Objective >> In the data below, find every line that has the string "Control", and copy it.

Records supplied >>
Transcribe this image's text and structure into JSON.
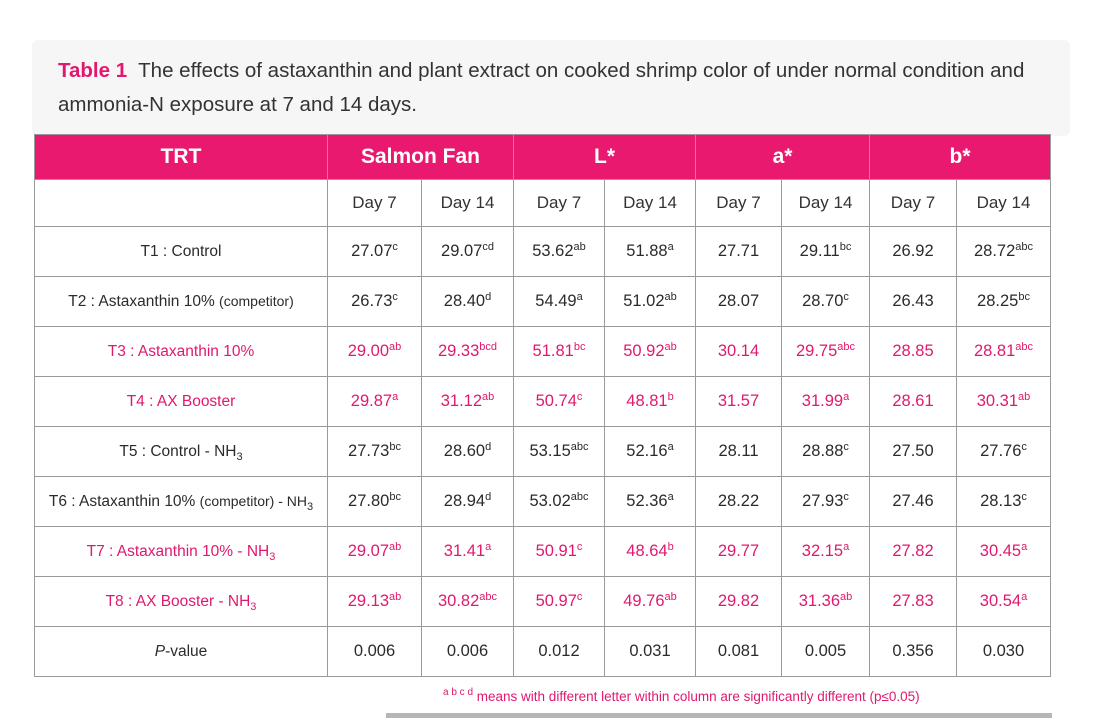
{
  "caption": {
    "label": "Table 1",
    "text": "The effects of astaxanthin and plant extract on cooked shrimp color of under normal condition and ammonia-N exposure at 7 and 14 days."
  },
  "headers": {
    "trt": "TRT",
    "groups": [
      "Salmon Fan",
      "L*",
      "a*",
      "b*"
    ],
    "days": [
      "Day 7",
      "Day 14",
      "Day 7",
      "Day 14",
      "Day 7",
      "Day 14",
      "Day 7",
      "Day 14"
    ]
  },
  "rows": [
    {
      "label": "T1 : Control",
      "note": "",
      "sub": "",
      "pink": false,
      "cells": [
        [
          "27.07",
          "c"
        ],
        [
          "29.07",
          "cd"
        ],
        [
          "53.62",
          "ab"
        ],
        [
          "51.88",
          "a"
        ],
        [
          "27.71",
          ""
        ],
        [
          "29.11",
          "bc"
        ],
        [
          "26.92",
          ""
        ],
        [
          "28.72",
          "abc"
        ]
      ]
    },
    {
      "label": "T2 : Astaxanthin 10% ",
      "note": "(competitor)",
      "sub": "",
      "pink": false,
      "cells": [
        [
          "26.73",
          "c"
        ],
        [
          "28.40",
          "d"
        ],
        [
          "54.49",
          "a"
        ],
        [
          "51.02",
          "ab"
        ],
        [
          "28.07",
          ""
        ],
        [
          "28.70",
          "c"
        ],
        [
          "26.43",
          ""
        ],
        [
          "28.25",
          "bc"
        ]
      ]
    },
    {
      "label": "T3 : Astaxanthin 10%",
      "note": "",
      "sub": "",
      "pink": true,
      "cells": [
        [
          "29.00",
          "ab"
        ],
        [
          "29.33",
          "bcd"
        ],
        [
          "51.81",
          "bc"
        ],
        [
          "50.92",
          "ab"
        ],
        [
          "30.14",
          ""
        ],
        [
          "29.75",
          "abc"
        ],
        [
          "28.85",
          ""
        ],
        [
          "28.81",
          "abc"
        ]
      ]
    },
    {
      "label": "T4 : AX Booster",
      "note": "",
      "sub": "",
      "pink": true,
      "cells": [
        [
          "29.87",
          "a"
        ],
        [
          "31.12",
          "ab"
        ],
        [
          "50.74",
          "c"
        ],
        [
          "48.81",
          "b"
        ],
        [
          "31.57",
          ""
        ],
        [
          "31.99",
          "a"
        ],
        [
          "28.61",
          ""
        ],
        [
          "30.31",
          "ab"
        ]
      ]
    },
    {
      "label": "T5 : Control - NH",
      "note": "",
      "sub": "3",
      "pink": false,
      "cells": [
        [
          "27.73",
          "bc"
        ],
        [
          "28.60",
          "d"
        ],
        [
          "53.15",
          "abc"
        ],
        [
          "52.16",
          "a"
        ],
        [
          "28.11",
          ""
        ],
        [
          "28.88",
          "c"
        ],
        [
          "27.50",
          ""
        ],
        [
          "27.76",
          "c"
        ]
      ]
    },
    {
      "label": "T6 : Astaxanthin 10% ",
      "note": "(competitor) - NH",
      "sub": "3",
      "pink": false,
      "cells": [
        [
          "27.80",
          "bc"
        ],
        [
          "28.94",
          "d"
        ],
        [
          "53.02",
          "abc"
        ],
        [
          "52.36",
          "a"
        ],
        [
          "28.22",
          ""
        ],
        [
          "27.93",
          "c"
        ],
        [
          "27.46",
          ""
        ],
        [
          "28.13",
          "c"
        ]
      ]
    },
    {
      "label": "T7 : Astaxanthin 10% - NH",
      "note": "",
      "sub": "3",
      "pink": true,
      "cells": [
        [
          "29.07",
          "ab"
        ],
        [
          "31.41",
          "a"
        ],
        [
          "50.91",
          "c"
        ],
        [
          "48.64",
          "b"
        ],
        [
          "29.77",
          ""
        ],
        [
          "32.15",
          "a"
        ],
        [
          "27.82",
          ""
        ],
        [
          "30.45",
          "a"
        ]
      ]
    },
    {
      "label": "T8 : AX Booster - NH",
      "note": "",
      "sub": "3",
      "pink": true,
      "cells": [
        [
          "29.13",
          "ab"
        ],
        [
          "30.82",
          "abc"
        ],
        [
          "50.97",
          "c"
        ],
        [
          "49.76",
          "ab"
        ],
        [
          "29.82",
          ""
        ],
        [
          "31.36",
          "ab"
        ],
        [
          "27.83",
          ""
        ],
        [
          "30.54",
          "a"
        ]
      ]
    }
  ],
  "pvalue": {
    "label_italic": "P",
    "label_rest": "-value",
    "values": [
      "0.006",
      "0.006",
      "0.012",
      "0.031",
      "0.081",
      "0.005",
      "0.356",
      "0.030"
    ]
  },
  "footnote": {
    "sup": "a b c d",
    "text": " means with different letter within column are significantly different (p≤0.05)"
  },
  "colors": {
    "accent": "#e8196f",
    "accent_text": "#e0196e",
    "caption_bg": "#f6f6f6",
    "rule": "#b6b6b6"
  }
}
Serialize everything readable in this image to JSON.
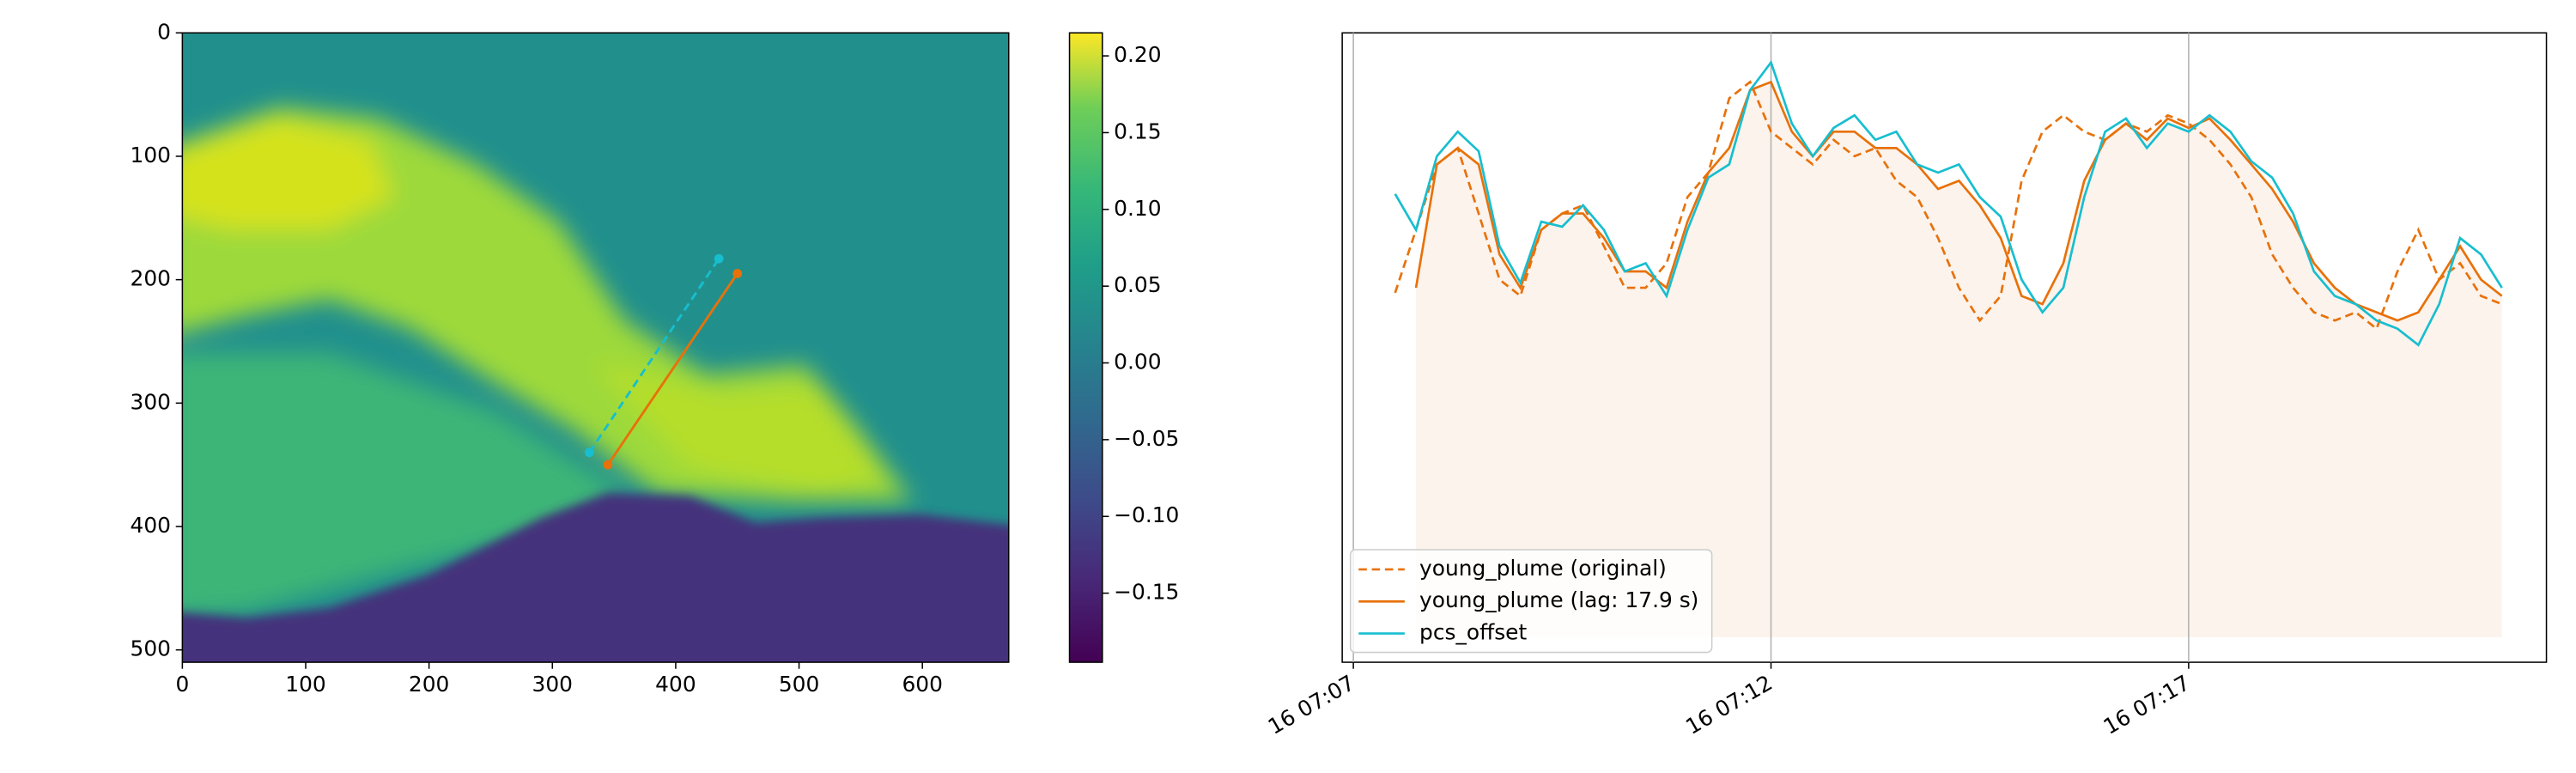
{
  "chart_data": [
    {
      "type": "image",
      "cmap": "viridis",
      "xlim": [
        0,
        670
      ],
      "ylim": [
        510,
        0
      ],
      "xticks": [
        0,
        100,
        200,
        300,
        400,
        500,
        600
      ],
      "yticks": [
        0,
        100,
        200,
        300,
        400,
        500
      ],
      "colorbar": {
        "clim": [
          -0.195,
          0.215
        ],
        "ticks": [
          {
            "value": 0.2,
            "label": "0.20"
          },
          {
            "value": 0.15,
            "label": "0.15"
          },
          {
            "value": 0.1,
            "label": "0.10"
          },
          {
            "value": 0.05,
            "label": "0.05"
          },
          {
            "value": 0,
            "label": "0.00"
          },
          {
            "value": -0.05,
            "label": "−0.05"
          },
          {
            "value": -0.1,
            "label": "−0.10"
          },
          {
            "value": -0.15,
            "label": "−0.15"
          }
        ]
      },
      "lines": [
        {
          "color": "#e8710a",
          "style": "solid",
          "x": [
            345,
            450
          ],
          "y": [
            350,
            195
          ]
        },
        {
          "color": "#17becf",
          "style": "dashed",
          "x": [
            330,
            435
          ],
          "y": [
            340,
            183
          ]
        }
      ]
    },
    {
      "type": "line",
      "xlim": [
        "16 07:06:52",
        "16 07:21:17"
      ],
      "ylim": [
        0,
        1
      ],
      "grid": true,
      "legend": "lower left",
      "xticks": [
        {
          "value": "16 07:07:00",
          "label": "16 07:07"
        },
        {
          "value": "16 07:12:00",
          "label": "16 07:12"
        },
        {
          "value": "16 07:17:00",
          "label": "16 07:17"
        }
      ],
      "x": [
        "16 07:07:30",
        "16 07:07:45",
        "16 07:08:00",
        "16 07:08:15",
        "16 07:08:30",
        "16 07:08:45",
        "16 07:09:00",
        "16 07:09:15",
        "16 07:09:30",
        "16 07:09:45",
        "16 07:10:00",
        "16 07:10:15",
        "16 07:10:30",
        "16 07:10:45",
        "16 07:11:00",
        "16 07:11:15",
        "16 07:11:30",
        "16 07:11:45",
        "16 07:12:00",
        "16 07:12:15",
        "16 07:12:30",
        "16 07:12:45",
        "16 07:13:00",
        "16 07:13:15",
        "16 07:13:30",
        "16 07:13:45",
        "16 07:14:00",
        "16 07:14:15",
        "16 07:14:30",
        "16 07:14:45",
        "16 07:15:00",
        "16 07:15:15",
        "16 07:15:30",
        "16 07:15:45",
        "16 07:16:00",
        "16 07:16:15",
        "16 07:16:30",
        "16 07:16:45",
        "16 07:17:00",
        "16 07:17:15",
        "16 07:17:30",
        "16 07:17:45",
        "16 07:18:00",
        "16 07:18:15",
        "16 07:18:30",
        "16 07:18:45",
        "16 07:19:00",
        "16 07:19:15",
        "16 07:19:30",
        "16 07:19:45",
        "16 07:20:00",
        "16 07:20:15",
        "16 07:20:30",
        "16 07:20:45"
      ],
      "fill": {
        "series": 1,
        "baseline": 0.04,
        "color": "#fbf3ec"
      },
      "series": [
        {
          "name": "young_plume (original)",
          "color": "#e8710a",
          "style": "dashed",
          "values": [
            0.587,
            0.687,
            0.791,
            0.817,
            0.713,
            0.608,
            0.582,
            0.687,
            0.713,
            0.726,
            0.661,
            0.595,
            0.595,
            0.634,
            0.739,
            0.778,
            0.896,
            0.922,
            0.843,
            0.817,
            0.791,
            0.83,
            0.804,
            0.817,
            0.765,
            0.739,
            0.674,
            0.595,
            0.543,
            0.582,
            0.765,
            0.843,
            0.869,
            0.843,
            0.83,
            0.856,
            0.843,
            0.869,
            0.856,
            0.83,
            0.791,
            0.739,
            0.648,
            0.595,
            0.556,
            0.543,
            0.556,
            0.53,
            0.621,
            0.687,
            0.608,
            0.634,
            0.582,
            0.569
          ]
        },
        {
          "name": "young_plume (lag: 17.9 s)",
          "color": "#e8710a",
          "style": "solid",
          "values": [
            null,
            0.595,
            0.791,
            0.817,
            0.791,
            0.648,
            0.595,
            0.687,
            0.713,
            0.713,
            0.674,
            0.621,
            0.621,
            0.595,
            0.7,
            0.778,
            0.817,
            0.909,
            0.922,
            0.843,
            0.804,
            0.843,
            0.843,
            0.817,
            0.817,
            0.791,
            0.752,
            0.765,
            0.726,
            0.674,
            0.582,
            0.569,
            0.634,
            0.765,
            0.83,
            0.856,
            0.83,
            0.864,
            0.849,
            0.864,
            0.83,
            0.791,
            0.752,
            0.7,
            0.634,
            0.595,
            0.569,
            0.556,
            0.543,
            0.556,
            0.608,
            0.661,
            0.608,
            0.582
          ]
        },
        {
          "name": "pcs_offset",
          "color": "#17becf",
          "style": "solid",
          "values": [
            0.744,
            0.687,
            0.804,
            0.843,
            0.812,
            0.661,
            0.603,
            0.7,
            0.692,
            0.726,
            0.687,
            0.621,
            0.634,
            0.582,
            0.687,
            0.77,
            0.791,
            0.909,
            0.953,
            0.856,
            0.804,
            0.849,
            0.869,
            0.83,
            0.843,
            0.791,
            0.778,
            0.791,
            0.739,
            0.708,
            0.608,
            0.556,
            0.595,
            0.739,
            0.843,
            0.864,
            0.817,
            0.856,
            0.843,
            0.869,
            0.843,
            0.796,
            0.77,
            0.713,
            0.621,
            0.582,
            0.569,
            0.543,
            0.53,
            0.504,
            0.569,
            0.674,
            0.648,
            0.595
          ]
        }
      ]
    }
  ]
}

Completed exercise >>
      "label": "T1 : Control",
      "label": "T5 : Control - NH",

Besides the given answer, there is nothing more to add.